* [WHAT TO DO] Return each line of the listing that contains the string "JSON".

--

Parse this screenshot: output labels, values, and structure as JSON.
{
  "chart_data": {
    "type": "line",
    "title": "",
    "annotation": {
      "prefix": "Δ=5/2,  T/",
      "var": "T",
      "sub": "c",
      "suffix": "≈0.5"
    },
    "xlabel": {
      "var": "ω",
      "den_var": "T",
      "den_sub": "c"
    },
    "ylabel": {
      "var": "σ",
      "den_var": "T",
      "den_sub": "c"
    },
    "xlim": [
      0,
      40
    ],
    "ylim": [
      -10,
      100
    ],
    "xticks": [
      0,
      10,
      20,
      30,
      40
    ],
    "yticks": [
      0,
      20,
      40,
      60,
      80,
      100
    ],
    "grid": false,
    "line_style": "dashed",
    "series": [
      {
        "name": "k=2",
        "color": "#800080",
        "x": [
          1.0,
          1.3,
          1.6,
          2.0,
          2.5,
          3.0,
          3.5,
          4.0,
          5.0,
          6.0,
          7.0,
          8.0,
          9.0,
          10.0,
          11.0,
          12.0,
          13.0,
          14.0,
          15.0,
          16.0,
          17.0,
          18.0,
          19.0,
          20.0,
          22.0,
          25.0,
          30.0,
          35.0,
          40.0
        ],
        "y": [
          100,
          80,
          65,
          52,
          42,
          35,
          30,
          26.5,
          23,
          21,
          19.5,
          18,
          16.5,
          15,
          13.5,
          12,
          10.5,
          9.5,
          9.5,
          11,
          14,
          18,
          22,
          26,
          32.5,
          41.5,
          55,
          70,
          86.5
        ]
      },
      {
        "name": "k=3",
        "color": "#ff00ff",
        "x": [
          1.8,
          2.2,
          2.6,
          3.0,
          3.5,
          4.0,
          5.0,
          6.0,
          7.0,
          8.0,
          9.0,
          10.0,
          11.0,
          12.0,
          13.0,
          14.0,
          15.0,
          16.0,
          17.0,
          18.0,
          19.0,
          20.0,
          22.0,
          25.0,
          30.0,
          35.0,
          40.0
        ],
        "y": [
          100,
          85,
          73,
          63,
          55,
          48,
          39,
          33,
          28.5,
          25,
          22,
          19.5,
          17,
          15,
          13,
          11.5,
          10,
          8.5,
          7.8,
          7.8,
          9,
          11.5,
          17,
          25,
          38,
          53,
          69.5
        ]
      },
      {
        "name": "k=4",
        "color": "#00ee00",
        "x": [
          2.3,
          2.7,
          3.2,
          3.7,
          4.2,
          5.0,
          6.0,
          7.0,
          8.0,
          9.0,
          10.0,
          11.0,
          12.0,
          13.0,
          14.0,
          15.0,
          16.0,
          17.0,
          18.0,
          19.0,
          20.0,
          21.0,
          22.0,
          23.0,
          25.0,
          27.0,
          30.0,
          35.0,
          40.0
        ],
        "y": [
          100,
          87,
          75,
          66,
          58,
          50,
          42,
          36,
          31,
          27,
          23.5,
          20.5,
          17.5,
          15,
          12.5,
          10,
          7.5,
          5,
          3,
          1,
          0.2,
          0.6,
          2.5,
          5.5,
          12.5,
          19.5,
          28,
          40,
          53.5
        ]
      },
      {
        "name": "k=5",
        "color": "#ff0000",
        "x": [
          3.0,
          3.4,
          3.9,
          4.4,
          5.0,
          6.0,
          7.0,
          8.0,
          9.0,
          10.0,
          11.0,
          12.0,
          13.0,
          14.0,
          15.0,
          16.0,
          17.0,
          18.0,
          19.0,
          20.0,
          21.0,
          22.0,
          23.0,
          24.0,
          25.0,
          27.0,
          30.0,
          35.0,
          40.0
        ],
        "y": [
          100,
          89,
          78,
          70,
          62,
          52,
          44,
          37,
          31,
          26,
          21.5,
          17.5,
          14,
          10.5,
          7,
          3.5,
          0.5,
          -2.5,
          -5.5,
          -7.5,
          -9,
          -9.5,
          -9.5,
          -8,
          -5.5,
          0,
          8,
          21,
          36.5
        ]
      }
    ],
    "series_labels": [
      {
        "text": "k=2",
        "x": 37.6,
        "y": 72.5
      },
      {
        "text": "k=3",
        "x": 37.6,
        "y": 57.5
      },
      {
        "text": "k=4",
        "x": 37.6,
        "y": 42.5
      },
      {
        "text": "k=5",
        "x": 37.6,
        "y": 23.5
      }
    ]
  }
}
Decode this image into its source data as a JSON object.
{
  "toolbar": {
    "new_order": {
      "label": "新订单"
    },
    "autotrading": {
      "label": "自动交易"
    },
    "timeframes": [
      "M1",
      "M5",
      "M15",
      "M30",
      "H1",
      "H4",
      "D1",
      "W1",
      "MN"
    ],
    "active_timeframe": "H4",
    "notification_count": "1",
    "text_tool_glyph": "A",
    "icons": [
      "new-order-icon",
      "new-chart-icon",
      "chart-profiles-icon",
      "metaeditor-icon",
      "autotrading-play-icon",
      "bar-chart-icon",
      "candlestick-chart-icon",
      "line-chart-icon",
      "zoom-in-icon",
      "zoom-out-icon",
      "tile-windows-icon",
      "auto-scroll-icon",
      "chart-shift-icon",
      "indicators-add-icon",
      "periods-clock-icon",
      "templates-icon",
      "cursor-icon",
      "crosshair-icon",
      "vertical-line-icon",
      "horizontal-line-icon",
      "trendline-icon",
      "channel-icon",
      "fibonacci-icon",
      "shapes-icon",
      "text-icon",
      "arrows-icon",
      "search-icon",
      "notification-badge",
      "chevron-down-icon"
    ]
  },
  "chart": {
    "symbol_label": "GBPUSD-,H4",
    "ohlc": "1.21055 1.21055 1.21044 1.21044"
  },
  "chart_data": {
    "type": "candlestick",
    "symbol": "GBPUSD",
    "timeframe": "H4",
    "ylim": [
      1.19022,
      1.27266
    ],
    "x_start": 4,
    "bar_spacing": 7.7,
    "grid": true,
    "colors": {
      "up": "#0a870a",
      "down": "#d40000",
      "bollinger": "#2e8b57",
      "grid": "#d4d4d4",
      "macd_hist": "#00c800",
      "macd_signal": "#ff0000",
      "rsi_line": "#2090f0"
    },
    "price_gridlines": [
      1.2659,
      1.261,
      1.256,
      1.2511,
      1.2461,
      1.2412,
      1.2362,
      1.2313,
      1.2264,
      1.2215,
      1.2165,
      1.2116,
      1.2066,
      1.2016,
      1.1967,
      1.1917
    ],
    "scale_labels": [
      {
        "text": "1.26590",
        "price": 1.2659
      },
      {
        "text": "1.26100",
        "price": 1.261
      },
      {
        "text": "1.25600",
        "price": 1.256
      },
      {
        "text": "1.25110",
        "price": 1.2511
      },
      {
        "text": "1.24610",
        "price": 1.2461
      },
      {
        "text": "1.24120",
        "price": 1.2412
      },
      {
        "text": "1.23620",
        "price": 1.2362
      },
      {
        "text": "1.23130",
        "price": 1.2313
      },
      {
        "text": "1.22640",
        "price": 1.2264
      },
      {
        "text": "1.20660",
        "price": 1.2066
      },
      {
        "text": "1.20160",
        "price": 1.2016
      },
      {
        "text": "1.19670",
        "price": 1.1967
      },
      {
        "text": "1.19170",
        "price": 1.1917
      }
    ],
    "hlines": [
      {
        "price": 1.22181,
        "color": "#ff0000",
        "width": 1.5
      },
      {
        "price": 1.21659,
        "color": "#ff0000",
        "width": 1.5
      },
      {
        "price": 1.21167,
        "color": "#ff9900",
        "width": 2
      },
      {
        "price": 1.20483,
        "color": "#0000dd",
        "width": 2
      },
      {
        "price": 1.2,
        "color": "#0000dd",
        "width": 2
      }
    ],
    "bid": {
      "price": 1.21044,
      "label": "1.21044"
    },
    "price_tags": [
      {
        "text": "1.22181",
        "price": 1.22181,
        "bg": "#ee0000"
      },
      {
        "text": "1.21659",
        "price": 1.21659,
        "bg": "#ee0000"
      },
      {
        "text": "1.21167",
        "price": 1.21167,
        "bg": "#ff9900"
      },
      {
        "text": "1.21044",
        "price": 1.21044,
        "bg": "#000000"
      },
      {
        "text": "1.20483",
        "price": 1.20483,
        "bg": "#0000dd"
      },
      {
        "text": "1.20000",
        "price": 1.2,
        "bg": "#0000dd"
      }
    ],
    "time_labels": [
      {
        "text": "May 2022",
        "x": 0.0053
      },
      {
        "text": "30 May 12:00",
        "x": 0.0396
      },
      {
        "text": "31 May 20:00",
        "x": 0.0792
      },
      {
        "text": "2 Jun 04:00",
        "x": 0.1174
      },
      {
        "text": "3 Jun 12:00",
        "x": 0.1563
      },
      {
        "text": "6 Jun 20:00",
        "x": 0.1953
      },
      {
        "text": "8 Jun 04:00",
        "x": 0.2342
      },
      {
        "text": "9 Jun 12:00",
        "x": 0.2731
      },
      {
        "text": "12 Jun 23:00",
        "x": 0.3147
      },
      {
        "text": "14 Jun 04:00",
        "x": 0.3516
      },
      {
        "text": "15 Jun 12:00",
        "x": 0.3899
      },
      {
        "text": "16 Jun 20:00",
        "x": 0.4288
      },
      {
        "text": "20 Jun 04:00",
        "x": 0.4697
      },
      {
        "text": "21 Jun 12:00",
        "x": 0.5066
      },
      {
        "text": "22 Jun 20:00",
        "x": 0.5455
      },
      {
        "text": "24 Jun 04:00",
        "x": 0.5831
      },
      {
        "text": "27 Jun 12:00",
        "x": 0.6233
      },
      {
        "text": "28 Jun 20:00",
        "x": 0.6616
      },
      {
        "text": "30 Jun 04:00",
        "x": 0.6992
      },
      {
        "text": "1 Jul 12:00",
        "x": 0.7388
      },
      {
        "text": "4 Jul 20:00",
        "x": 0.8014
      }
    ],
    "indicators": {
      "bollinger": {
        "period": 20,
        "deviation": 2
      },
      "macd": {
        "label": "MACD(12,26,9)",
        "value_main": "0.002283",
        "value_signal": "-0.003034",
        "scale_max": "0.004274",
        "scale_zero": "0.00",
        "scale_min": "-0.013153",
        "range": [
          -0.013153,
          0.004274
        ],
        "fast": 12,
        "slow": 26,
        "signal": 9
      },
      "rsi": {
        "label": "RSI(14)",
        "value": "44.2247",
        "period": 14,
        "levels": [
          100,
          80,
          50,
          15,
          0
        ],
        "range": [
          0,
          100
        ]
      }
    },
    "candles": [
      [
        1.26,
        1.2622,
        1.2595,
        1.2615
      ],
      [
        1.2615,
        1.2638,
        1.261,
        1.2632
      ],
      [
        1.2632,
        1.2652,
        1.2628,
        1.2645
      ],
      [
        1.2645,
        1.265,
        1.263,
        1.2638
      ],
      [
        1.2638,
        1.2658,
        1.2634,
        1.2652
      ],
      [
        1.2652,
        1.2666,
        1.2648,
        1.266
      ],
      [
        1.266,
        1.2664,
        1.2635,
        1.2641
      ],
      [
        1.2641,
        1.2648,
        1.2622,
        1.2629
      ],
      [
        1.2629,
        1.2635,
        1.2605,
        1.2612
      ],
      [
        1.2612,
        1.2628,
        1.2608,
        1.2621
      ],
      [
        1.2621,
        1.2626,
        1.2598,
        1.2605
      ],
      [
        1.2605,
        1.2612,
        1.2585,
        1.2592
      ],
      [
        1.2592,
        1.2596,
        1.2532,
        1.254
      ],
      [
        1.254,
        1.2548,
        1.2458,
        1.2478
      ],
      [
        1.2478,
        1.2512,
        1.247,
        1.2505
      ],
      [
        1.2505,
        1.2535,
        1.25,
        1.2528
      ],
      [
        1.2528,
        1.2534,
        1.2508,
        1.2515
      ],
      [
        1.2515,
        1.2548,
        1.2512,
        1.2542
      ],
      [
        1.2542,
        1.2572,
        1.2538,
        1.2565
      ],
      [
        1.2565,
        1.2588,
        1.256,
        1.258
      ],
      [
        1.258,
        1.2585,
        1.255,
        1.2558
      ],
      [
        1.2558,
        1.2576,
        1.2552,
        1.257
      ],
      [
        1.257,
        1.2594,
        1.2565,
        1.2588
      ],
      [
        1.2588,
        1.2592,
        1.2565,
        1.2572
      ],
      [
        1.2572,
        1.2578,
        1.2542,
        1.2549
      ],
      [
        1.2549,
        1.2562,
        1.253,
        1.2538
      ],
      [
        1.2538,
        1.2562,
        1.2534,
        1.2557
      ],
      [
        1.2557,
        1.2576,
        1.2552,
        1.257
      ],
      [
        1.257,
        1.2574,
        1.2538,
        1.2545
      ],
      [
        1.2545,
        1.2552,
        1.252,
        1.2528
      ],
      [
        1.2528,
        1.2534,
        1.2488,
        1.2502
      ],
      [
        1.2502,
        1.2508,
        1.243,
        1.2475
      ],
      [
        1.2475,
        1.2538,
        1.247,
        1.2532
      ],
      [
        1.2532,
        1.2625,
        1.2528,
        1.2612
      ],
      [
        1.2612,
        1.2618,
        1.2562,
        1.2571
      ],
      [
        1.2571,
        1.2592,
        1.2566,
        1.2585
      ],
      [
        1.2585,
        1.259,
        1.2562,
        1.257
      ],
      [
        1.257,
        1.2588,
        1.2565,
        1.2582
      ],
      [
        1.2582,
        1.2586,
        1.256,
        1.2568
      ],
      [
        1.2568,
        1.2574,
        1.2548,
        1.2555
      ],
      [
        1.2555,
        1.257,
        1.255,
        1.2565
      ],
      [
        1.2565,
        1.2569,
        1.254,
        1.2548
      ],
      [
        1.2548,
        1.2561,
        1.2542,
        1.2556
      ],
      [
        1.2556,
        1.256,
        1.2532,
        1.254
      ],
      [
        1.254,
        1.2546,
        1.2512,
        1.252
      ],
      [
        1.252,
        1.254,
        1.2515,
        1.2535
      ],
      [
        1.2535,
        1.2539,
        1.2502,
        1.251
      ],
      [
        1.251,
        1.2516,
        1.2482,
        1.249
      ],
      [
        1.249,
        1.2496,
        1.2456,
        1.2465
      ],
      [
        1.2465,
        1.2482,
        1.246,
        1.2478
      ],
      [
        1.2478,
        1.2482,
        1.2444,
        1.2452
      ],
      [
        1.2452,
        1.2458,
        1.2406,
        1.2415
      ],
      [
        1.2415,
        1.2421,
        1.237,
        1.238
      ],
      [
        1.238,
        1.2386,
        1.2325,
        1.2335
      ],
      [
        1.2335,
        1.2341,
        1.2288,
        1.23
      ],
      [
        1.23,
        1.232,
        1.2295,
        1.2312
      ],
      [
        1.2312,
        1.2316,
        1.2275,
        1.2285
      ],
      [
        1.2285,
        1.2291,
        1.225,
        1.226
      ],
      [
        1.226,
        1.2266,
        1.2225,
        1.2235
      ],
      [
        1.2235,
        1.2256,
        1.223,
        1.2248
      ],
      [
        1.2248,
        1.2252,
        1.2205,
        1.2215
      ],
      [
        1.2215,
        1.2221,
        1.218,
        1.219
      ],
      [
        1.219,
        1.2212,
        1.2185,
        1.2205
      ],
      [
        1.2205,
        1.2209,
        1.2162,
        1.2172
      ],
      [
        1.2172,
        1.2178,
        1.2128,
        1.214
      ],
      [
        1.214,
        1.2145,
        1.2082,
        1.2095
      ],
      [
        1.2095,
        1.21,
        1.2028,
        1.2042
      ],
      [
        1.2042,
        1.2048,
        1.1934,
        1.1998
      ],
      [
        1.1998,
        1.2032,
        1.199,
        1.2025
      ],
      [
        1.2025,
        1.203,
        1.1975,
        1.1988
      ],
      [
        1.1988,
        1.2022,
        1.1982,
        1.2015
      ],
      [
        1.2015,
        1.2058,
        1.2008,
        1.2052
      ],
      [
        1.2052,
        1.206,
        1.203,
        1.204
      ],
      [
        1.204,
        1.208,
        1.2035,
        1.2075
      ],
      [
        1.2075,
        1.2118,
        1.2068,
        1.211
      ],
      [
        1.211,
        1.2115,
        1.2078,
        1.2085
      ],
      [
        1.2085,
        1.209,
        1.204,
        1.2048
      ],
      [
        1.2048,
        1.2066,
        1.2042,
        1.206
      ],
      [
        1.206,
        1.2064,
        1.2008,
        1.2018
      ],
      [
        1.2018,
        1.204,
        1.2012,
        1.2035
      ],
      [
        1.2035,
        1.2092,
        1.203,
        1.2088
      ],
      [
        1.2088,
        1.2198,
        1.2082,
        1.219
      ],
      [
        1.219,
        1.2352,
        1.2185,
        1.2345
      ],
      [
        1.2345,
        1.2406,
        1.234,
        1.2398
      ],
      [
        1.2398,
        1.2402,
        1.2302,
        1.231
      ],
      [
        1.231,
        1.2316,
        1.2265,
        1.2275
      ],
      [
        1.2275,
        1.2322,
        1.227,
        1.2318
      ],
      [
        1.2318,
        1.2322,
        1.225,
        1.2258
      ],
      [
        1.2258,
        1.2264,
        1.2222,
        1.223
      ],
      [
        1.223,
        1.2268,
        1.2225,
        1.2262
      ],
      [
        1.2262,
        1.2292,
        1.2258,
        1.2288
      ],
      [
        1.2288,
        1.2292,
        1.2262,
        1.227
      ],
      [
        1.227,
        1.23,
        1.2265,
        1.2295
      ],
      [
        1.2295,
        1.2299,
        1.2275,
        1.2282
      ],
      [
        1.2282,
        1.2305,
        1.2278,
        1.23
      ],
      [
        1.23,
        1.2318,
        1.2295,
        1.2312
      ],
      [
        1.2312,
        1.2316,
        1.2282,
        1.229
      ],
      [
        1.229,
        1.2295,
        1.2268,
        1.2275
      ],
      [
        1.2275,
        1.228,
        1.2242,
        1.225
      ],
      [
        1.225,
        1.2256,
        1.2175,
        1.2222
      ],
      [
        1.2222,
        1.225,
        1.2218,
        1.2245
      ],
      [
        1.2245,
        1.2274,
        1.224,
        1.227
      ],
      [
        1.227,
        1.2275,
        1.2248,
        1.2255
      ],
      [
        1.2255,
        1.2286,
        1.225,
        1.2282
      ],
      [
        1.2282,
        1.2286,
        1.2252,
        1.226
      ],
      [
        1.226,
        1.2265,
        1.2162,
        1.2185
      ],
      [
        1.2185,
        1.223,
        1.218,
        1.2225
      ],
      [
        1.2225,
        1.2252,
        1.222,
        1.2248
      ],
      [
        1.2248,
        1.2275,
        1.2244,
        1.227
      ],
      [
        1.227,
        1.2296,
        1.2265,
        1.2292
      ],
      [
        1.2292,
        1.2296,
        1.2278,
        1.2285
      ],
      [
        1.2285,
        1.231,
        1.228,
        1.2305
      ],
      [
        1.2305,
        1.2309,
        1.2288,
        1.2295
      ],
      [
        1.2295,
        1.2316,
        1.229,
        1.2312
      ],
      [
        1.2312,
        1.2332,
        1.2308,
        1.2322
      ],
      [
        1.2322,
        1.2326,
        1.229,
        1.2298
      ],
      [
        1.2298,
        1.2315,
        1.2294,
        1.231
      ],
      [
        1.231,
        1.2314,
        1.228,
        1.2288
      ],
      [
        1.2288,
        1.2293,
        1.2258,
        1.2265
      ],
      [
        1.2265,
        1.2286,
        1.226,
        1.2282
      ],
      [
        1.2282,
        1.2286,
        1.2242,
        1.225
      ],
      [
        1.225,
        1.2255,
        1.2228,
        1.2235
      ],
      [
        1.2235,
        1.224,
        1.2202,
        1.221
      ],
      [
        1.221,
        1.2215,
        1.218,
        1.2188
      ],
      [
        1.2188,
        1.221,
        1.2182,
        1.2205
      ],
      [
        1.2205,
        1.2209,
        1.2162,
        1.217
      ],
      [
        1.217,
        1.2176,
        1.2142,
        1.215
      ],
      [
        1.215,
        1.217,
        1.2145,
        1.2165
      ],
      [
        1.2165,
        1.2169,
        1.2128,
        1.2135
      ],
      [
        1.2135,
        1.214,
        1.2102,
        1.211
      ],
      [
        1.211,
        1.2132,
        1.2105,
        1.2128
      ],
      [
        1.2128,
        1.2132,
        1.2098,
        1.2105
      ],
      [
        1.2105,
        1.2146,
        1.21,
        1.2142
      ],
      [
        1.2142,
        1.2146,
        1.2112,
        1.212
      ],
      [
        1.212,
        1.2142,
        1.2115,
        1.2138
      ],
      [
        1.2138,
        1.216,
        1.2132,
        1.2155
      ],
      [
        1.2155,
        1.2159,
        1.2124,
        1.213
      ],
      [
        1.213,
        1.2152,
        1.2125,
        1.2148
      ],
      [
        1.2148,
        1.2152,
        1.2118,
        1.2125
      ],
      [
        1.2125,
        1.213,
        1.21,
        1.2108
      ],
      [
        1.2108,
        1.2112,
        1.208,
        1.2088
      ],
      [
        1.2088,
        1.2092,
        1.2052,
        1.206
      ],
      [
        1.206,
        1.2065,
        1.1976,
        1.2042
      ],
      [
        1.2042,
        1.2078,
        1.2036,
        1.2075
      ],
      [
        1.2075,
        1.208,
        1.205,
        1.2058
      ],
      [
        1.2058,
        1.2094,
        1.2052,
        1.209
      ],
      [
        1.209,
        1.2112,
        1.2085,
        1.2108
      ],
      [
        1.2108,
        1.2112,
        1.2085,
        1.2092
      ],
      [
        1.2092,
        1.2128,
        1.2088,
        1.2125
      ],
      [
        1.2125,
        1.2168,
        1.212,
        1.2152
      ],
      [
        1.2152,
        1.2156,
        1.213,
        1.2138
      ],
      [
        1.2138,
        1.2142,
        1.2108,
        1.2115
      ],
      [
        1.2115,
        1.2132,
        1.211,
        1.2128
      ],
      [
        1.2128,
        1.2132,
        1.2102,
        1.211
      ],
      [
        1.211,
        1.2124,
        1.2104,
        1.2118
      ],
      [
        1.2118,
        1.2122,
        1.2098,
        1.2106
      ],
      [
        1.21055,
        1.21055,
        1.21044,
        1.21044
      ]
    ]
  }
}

--

* [EXERCISE RESPONSE]
Parse this screenshot: output labels, values, and structure as JSON.
Decode this image into its source data as a JSON object.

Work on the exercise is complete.